Input material start

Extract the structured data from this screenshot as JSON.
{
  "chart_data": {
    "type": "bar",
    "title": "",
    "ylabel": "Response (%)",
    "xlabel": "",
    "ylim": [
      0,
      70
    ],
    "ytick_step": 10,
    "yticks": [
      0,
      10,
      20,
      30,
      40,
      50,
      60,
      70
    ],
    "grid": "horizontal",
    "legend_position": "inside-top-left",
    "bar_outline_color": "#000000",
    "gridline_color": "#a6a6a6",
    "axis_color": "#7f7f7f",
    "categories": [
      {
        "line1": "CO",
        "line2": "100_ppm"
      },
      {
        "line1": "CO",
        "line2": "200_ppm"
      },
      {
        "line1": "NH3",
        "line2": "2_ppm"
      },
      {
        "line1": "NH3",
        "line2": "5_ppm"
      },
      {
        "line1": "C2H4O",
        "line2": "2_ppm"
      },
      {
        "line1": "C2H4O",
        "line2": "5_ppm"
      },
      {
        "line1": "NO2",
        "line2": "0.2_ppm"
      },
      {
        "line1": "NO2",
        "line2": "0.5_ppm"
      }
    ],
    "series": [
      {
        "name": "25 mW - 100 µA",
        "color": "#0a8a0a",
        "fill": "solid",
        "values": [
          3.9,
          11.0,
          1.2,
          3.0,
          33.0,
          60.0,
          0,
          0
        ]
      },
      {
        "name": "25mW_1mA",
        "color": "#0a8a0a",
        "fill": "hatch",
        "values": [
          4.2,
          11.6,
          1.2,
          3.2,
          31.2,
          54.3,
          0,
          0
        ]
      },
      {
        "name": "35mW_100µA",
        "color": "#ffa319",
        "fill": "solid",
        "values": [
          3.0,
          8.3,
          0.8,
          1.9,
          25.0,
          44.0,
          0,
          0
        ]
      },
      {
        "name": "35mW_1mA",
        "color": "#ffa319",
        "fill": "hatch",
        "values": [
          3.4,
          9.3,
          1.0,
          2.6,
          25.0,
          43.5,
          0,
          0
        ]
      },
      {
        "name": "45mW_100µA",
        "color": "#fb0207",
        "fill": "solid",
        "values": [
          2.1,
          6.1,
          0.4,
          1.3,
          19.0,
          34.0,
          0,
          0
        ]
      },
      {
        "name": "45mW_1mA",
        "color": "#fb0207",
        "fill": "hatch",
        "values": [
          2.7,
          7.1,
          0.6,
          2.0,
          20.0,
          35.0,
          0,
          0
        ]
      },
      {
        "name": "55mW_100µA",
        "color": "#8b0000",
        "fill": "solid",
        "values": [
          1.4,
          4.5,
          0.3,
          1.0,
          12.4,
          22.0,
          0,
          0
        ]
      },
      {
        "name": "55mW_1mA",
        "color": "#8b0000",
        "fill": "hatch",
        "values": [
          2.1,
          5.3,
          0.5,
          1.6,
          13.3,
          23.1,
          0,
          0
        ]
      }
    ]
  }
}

Input material end

From the data above, show each line that contains "name".

        "name": "25 mW - 100 µA",
        "name": "25mW_1mA",
        "name": "35mW_100µA",
        "name": "35mW_1mA",
        "name": "45mW_100µA",
        "name": "45mW_1mA",
        "name": "55mW_100µA",
        "name": "55mW_1mA",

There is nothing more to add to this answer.